_Given task 1_
How would you render this sentence from the patent claims in Spanish: "The diverting apparatus of claim 4, wherein said guide means comprise moving belt means."?

_Source_

++++++++

Assistant Examiner: Wacyra; Edward M.
Attorney, Agent or Firm: Weinstein & Sutton
Claims
What is claimed is:
1. Means for selectively diverting sheets comprising:
delivery means engaging the opposing major faces of sheets for
delivering sheets in a single file along a substantially linear
path in a spaced apart fashion towards a diverting location as each
sheet leaves said delivery means;
elongated revolvable means positioned in said linear path of
movement of said sheets and revolvable about an axis lying in said
path of movement;
said delivery means including first and second moving guide means
arranged adjacent one another for engaging opposing major faces of
sheets along a portion of said linear path and extending abruptly
away from one another at a point where the sheets leave the
influence of said guide means, the portions of the first and second
guide means extending away from each other serving as moving guides
on opposite sides of said revolvable means;
means for continuously rotating said revolvable means in a first
direction at high speed for diverting sheets engaging the periphery
of said revolvable means in a first direction away from said linear
path and towards said first guide means and for continuously
rotating said revolvable means in a second direction at high speed
for diverting sheets engaging the periphery of said revolvable
means in a second direction away from said linear path and towards
said second guide means;
first and second acceleration means forming a nip positioned
adjacent said first and second moving guide means and downstream of
said revolvable means, for abruptly accelerating a sheet as its
leading edge enters the nip for delivery to a collection location
associated with each acceleration means;
the nips of said accelerating means each being arranged to
selectively receive the leading edge of a sheet, while its trailing
edge is still between the first and second moving guide means;
said moving guide means being arranged relative to one another to
exert a driving force upon sheets which gradually decreases over
said portion of said linear path, enabling the acceleration means
to accelerate a sheet whose leading edge has entered the nip of the
acceleration means before the trailing portion of the sheet leaves
said linear path portion, where it is engaged by said first and
second moving guide means.
2. The diverting means of claim 1, wherein said acceleration means
rotate independently of said guide means and abruptly accelerate
sheets as they engage the accelerating means, wherein said first
and second accelerating means each comprises a pair of cooperating
pinch rollers and means for rotating one of said pair of pinch
rollers.
3. The diverting apparatus of claim 2 wherein one pinch roller in
each of said pairs of pinch rollers is swingably mounted between a
first position engaging the other pinch roller of said pair and a
second position displaced from the other pinch roller of said
pair.
4. The diverting means of claim 1, wherein said acceleration means
are spaced sufficiently from their associated moving guide means to
operate independently of said first and second moving guide means
for accelerating sheets to a linear speed greater than the linear
speed of said first and second moving guide means.
5. The diverting apparatus of claim 4, wherein said guide means
comprise moving belt means.
6. The diverting apparatus of claim 1 wherein said delivery means
comprises first and second groups of roller means and means for
rotating at least one roller means in each group;
first and second belt means being respectively entrained about said
first and second groups of roller means which latter means are
positioned to arrange first portions of said belt means to
cooperatively enable said belt means to grip and convey sheets
therebetween.
7. The diverting apparatus of claim 6 wherein second portions of
said first and second belt means are arranged to diverge from one
another to form said moving guide surfaces extending toward said
first and second acceleration means.

++++++++

_Stored rows_

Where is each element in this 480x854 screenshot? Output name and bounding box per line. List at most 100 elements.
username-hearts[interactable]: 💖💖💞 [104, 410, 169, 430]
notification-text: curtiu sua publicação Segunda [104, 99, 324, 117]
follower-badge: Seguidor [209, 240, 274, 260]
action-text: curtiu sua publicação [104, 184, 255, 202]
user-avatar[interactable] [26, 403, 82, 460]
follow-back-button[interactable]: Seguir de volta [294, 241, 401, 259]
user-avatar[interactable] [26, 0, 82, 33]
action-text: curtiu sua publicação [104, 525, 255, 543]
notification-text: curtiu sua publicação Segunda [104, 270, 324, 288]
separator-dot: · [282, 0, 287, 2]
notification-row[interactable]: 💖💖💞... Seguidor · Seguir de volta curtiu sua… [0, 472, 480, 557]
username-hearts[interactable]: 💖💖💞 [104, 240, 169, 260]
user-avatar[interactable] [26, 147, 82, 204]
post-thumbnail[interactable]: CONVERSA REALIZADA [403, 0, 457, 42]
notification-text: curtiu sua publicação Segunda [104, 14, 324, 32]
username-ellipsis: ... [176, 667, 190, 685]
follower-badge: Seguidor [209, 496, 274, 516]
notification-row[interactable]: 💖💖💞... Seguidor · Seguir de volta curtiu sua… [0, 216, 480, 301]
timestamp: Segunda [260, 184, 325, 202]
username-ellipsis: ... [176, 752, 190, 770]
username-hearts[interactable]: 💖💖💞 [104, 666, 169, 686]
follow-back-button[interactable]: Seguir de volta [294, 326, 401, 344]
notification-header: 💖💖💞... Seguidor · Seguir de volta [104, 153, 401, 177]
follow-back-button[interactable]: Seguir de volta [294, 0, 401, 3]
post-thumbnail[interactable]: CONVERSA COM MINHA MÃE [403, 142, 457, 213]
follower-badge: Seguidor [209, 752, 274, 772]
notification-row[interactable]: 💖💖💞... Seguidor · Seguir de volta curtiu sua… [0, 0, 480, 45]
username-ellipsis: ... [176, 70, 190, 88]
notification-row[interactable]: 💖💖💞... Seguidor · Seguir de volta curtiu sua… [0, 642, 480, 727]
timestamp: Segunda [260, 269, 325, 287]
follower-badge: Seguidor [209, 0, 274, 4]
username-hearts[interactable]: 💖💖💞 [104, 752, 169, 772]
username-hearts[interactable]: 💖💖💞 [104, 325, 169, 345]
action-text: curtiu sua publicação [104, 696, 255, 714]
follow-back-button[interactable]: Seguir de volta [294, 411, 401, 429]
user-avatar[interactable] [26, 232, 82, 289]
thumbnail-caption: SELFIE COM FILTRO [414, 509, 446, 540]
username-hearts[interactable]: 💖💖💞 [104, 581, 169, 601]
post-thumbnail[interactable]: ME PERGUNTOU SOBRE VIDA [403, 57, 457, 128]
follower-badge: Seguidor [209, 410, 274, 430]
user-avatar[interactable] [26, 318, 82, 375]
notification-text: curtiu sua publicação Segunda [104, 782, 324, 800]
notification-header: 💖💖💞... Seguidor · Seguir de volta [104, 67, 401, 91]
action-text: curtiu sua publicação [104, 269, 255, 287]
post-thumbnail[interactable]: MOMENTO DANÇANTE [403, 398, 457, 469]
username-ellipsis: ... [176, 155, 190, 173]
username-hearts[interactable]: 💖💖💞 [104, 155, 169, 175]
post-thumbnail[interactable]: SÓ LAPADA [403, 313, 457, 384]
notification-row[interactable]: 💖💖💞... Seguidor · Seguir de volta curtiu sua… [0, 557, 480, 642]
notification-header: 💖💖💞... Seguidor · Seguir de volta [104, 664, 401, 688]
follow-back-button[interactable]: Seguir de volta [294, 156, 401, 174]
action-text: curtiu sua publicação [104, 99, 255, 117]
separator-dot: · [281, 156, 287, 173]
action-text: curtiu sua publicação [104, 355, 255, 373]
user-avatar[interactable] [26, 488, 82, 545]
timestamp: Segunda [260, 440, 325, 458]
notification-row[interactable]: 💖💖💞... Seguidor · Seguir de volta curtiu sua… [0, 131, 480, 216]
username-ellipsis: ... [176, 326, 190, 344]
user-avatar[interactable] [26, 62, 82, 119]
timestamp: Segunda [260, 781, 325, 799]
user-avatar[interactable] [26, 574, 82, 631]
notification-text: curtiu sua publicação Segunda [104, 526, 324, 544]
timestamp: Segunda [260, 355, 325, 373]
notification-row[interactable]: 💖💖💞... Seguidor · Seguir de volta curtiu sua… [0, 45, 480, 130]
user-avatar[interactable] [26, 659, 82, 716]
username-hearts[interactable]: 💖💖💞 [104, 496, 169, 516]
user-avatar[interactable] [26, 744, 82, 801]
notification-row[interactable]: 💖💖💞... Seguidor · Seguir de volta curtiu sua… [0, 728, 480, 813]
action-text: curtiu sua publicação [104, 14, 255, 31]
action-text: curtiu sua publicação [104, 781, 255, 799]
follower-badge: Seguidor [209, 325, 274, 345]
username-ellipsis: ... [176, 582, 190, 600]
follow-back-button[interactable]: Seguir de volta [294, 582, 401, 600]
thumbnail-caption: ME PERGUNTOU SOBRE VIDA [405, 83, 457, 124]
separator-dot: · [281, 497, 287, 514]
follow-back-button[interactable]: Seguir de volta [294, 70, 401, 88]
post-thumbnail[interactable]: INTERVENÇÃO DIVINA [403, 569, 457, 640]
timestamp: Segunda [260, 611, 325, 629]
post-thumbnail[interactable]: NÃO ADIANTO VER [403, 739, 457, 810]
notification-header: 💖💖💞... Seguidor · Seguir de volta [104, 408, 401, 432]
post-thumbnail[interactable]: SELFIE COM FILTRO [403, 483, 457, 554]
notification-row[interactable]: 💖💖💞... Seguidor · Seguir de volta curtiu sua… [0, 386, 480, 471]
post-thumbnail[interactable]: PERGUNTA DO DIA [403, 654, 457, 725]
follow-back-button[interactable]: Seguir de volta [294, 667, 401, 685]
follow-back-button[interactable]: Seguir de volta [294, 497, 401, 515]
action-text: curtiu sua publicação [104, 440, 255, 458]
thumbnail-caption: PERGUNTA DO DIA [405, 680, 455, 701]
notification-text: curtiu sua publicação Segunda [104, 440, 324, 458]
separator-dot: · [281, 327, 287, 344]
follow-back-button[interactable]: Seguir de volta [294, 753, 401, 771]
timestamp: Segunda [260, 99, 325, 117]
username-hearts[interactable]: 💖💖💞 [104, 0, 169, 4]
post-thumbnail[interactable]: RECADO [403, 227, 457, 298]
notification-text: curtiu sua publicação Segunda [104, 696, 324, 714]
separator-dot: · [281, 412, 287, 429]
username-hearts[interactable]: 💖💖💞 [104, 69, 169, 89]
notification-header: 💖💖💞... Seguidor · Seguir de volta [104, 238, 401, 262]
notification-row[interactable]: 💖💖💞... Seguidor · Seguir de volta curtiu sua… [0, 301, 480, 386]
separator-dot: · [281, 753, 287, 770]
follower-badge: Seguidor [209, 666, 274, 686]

++++++++

_Given task 2_
Edit the entries, everything from the very first one down to the line containing "follower-badge: Seguidor [209, 496, 274, 516]", replacing "user-avatar" with "profile-photo" and leaving all else unchanged. Return only those lines.

_Written reply 1_
El aparato desviador de la reivindicación 4, en el que dichos medios de guía comprenden medios de correa móviles.

_Written reply 2_
Where is each element in this 480x854 screenshot? Output name and bounding box per line. List at most 100 elements.
username-hearts[interactable]: 💖💖💞 [104, 410, 169, 430]
notification-text: curtiu sua publicação Segunda [104, 99, 324, 117]
follower-badge: Seguidor [209, 240, 274, 260]
action-text: curtiu sua publicação [104, 184, 255, 202]
profile-photo[interactable] [26, 403, 82, 460]
follow-back-button[interactable]: Seguir de volta [294, 241, 401, 259]
profile-photo[interactable] [26, 0, 82, 33]
action-text: curtiu sua publicação [104, 525, 255, 543]
notification-text: curtiu sua publicação Segunda [104, 270, 324, 288]
separator-dot: · [282, 0, 287, 2]
notification-row[interactable]: 💖💖💞... Seguidor · Seguir de volta curtiu sua… [0, 472, 480, 557]
username-hearts[interactable]: 💖💖💞 [104, 240, 169, 260]
profile-photo[interactable] [26, 147, 82, 204]
post-thumbnail[interactable]: CONVERSA REALIZADA [403, 0, 457, 42]
notification-text: curtiu sua publicação Segunda [104, 14, 324, 32]
username-ellipsis: ... [176, 667, 190, 685]
follower-badge: Seguidor [209, 496, 274, 516]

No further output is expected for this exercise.